Problem to work on –
Restate the full listing word for word and leave the pictures out.

Task data –
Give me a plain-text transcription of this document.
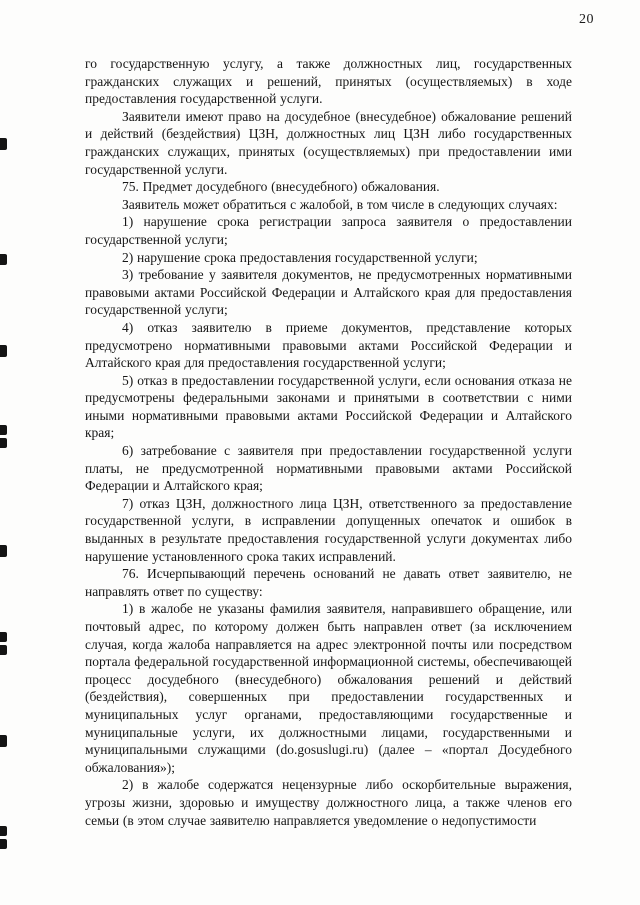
20

го государственную услугу, а также должностных лиц, государственных гражданских служащих и решений, принятых (осуществляемых) в ходе предоставления государственной услуги.

Заявители имеют право на досудебное (внесудебное) обжалование решений и действий (бездействия) ЦЗН, должностных лиц ЦЗН либо государственных гражданских служащих, принятых (осуществляемых) при предоставлении ими государственной услуги.

75. Предмет досудебного (внесудебного) обжалования.

Заявитель может обратиться с жалобой, в том числе в следующих случаях:

1) нарушение срока регистрации запроса заявителя о предоставлении государственной услуги;

2) нарушение срока предоставления государственной услуги;

3) требование у заявителя документов, не предусмотренных нормативными правовыми актами Российской Федерации и Алтайского края для предоставления государственной услуги;

4) отказ заявителю в приеме документов, представление которых предусмотрено нормативными правовыми актами Российской Федерации и Алтайского края для предоставления государственной услуги;

5) отказ в предоставлении государственной услуги, если основания отказа не предусмотрены федеральными законами и принятыми в соответствии с ними иными нормативными правовыми актами Российской Федерации и Алтайского края;

6) затребование с заявителя при предоставлении государственной услуги платы, не предусмотренной нормативными правовыми актами Российской Федерации и Алтайского края;

7) отказ ЦЗН, должностного лица ЦЗН, ответственного за предоставление государственной услуги, в исправлении допущенных опечаток и ошибок в выданных в результате предоставления государственной услуги документах либо нарушение установленного срока таких исправлений.

76. Исчерпывающий перечень оснований не давать ответ заявителю, не направлять ответ по существу:

1) в жалобе не указаны фамилия заявителя, направившего обращение, или почтовый адрес, по которому должен быть направлен ответ (за исключением случая, когда жалоба направляется на адрес электронной почты или посредством портала федеральной государственной информационной системы, обеспечивающей процесс досудебного (внесудебного) обжалования решений и действий (бездействия), совершенных при предоставлении государственных и муниципальных услуг органами, предоставляющими государственные и муниципальные услуги, их должностными лицами, государственными и муниципальными служащими (do.gosuslugi.ru) (далее – «портал Досудебного обжалования»);

2) в жалобе содержатся нецензурные либо оскорбительные выражения, угрозы жизни, здоровью и имуществу должностного лица, а также членов его семьи (в этом случае заявителю направляется уведомление о недопустимости
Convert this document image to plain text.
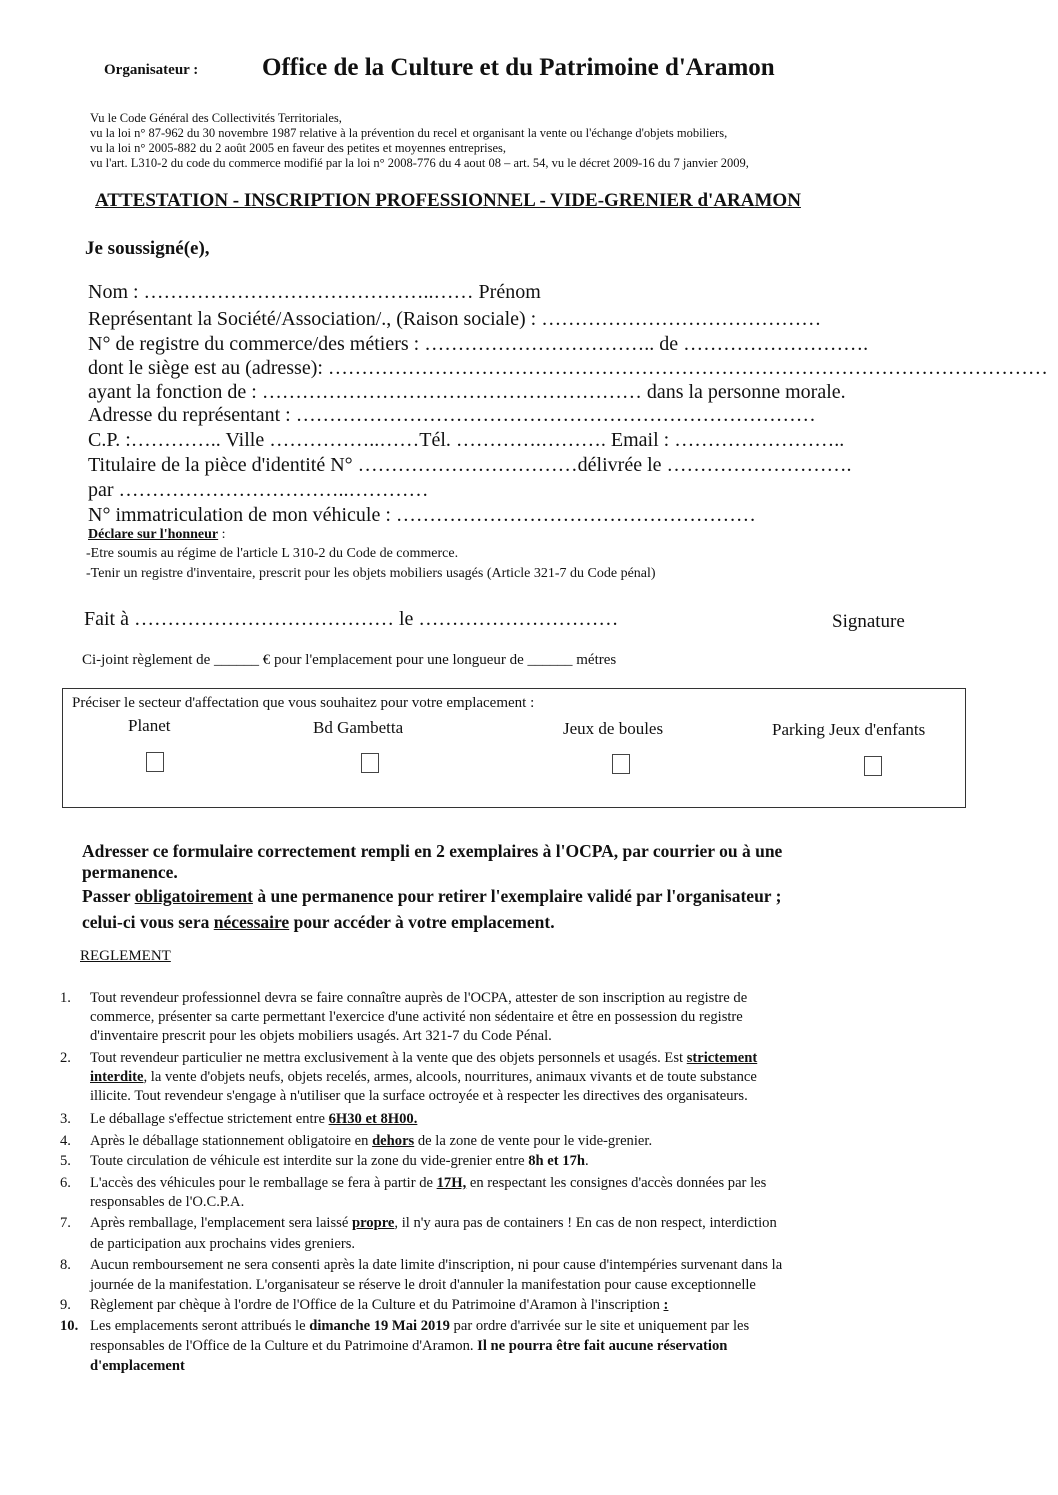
Organisateur :	Office de la Culture et du Patrimoine d'Aramon
Vu le Code Général des Collectivités Territoriales,
vu la loi n° 87-962 du 30 novembre 1987 relative à la prévention du recel et organisant la vente ou l'échange d'objets mobiliers,
vu la loi n° 2005-882 du 2 août 2005 en faveur des petites et moyennes entreprises,
vu l'art. L310-2 du code du commerce modifié par la loi n° 2008-776 du 4 aout 08 – art. 54, vu le décret 2009-16 du 7 janvier 2009,
ATTESTATION - INSCRIPTION PROFESSIONNEL - VIDE-GRENIER d'ARAMON
Je soussigné(e),
Nom : ……………………………………..…… Prénom
Représentant la Société/Association/., (Raison sociale) : ……………………………………
N° de registre du commerce/des métiers : …………………………….. de ……………………….
dont le siège est au (adresse): ………………………………………………………………………………………………
ayant la fonction de : ………………………………………………… dans la personne morale.
Adresse du représentant : ……………………………………………………………………
C.P. :………….. Ville ……………..……Tél. ………….………. Email : ……………………..
Titulaire de la pièce d'identité N° ……………………………délivrée le ……………………….
par ……………………………..…………
N° immatriculation de mon véhicule : ………………………………………………
Déclare sur l'honneur :
-Etre soumis au régime de l'article L 310-2 du Code de commerce.
-Tenir un registre d'inventaire, prescrit pour les objets mobiliers usagés (Article 321-7 du Code pénal)
Fait à ………………………………… le …………………………	Signature
Ci-joint règlement de ______ € pour l'emplacement pour une longueur de ______ métres
Préciser le secteur d'affectation que vous souhaitez pour votre emplacement :
Planet	Bd Gambetta	Jeux de boules	Parking Jeux d'enfants
Adresser ce formulaire correctement rempli en 2 exemplaires à l'OCPA, par courrier ou à une
permanence.
Passer obligatoirement à une permanence pour retirer l'exemplaire validé par l'organisateur ;
celui-ci vous sera nécessaire pour accéder à votre emplacement.
REGLEMENT
1.
2.
3.
4.
5.
6.
7.
8.
9.
10.
Tout revendeur professionnel devra se faire connaître auprès de l'OCPA, attester de son inscription au registre de
commerce, présenter sa carte permettant l'exercice d'une activité non sédentaire et être en possession du registre
d'inventaire prescrit pour les objets mobiliers usagés. Art 321-7 du Code Pénal.
Tout revendeur particulier ne mettra exclusivement à la vente que des objets personnels et usagés. Est strictement
interdite, la vente d'objets neufs, objets recelés, armes, alcools, nourritures, animaux vivants et de toute substance
illicite. Tout revendeur s'engage à n'utiliser que la surface octroyée et à respecter les directives des organisateurs.
Le déballage s'effectue strictement entre 6H30 et 8H00.
Après le déballage stationnement obligatoire en dehors de la zone de vente pour le vide-grenier.
Toute circulation de véhicule est interdite sur la zone du vide-grenier entre 8h et 17h.
L'accès des véhicules pour le remballage se fera à partir de 17H, en respectant les consignes d'accès données par les
responsables de l'O.C.P.A.
Après remballage, l'emplacement sera laissé propre, il n'y aura pas de containers ! En cas de non respect, interdiction
de participation aux prochains vides greniers.
Aucun remboursement ne sera consenti après la date limite d'inscription, ni pour cause d'intempéries survenant dans la
journée de la manifestation. L'organisateur se réserve le droit d'annuler la manifestation pour cause exceptionnelle
Règlement par chèque à l'ordre de l'Office de la Culture et du Patrimoine d'Aramon à l'inscription :
Les emplacements seront attribués le dimanche 19 Mai 2019 par ordre d'arrivée sur le site et uniquement par les
responsables de l'Office de la Culture et du Patrimoine d'Aramon. Il ne pourra être fait aucune réservation
d'emplacement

Response to the exercise –
Give me a plain-text transcription of this document.
20

го государственную услугу, а также должностных лиц, государственных гражданских служащих и решений, принятых (осуществляемых) в ходе предоставления государственной услуги.

Заявители имеют право на досудебное (внесудебное) обжалование решений и действий (бездействия) ЦЗН, должностных лиц ЦЗН либо государственных гражданских служащих, принятых (осуществляемых) при предоставлении ими государственной услуги.

75. Предмет досудебного (внесудебного) обжалования.

Заявитель может обратиться с жалобой, в том числе в следующих случаях:

1) нарушение срока регистрации запроса заявителя о предоставлении государственной услуги;

2) нарушение срока предоставления государственной услуги;

3) требование у заявителя документов, не предусмотренных нормативными правовыми актами Российской Федерации и Алтайского края для предоставления государственной услуги;

4) отказ заявителю в приеме документов, представление которых предусмотрено нормативными правовыми актами Российской Федерации и Алтайского края для предоставления государственной услуги;

5) отказ в предоставлении государственной услуги, если основания отказа не предусмотрены федеральными законами и принятыми в соответствии с ними иными нормативными правовыми актами Российской Федерации и Алтайского края;

6) затребование с заявителя при предоставлении государственной услуги платы, не предусмотренной нормативными правовыми актами Российской Федерации и Алтайского края;

7) отказ ЦЗН, должностного лица ЦЗН, ответственного за предоставление государственной услуги, в исправлении допущенных опечаток и ошибок в выданных в результате предоставления государственной услуги документах либо нарушение установленного срока таких исправлений.

76. Исчерпывающий перечень оснований не давать ответ заявителю, не направлять ответ по существу:

1) в жалобе не указаны фамилия заявителя, направившего обращение, или почтовый адрес, по которому должен быть направлен ответ (за исключением случая, когда жалоба направляется на адрес электронной почты или посредством портала федеральной государственной информационной системы, обеспечивающей процесс досудебного (внесудебного) обжалования решений и действий (бездействия), совершенных при предоставлении государственных и муниципальных услуг органами, предоставляющими государственные и муниципальные услуги, их должностными лицами, государственными и муниципальными служащими (do.gosuslugi.ru) (далее – «портал Досудебного обжалования»);

2) в жалобе содержатся нецензурные либо оскорбительные выражения, угрозы жизни, здоровью и имуществу должностного лица, а также членов его семьи (в этом случае заявителю направляется уведомление о недопустимости
Convert this document image to plain text.
Organisateur :	Office de la Culture et du Patrimoine d'Aramon
Vu le Code Général des Collectivités Territoriales,
vu la loi n° 87-962 du 30 novembre 1987 relative à la prévention du recel et organisant la vente ou l'échange d'objets mobiliers,
vu la loi n° 2005-882 du 2 août 2005 en faveur des petites et moyennes entreprises,
vu l'art. L310-2 du code du commerce modifié par la loi n° 2008-776 du 4 aout 08 – art. 54, vu le décret 2009-16 du 7 janvier 2009,
ATTESTATION - INSCRIPTION PROFESSIONNEL - VIDE-GRENIER d'ARAMON
Je soussigné(e),
Nom : ……………………………………..…… Prénom
Représentant la Société/Association/., (Raison sociale) : ……………………………………
N° de registre du commerce/des métiers : …………………………….. de ……………………….
dont le siège est au (adresse): ………………………………………………………………………………………………
ayant la fonction de : ………………………………………………… dans la personne morale.
Adresse du représentant : ……………………………………………………………………
C.P. :………….. Ville ……………..……Tél. ………….………. Email : ……………………..
Titulaire de la pièce d'identité N° ……………………………délivrée le ……………………….
par ……………………………..…………
N° immatriculation de mon véhicule : ………………………………………………
Déclare sur l'honneur :
-Etre soumis au régime de l'article L 310-2 du Code de commerce.
-Tenir un registre d'inventaire, prescrit pour les objets mobiliers usagés (Article 321-7 du Code pénal)
Fait à ………………………………… le …………………………	Signature
Ci-joint règlement de ______ € pour l'emplacement pour une longueur de ______ métres
Préciser le secteur d'affectation que vous souhaitez pour votre emplacement :
Planet	Bd Gambetta	Jeux de boules	Parking Jeux d'enfants
Adresser ce formulaire correctement rempli en 2 exemplaires à l'OCPA, par courrier ou à une
permanence.
Passer obligatoirement à une permanence pour retirer l'exemplaire validé par l'organisateur ;
celui-ci vous sera nécessaire pour accéder à votre emplacement.
REGLEMENT
1.
2.
3.
4.
5.
6.
7.
8.
9.
10.
Tout revendeur professionnel devra se faire connaître auprès de l'OCPA, attester de son inscription au registre de
commerce, présenter sa carte permettant l'exercice d'une activité non sédentaire et être en possession du registre
d'inventaire prescrit pour les objets mobiliers usagés. Art 321-7 du Code Pénal.
Tout revendeur particulier ne mettra exclusivement à la vente que des objets personnels et usagés. Est strictement
interdite, la vente d'objets neufs, objets recelés, armes, alcools, nourritures, animaux vivants et de toute substance
illicite. Tout revendeur s'engage à n'utiliser que la surface octroyée et à respecter les directives des organisateurs.
Le déballage s'effectue strictement entre 6H30 et 8H00.
Après le déballage stationnement obligatoire en dehors de la zone de vente pour le vide-grenier.
Toute circulation de véhicule est interdite sur la zone du vide-grenier entre 8h et 17h.
L'accès des véhicules pour le remballage se fera à partir de 17H, en respectant les consignes d'accès données par les
responsables de l'O.C.P.A.
Après remballage, l'emplacement sera laissé propre, il n'y aura pas de containers ! En cas de non respect, interdiction
de participation aux prochains vides greniers.
Aucun remboursement ne sera consenti après la date limite d'inscription, ni pour cause d'intempéries survenant dans la
journée de la manifestation. L'organisateur se réserve le droit d'annuler la manifestation pour cause exceptionnelle
Règlement par chèque à l'ordre de l'Office de la Culture et du Patrimoine d'Aramon à l'inscription :
Les emplacements seront attribués le dimanche 19 Mai 2019 par ordre d'arrivée sur le site et uniquement par les
responsables de l'Office de la Culture et du Patrimoine d'Aramon. Il ne pourra être fait aucune réservation
d'emplacement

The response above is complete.